> _GIVEN EXERCISE_:
From the entries below, list each line with "icon".

> _DATA LINES_:
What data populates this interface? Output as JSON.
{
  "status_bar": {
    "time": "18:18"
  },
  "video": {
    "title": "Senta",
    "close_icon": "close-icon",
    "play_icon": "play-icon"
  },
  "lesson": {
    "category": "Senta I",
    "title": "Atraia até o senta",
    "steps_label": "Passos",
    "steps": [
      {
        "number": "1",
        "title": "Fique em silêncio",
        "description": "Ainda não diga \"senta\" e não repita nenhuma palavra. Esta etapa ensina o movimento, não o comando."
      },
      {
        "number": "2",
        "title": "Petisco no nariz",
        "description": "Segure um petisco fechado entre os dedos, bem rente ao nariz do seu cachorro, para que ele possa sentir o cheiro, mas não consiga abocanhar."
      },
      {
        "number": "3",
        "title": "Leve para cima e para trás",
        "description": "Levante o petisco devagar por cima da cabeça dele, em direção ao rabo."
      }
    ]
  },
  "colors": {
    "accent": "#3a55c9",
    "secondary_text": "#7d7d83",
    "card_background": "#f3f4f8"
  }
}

> _FINAL RESULT_:
    "close_icon": "close-icon",
    "play_icon": "play-icon"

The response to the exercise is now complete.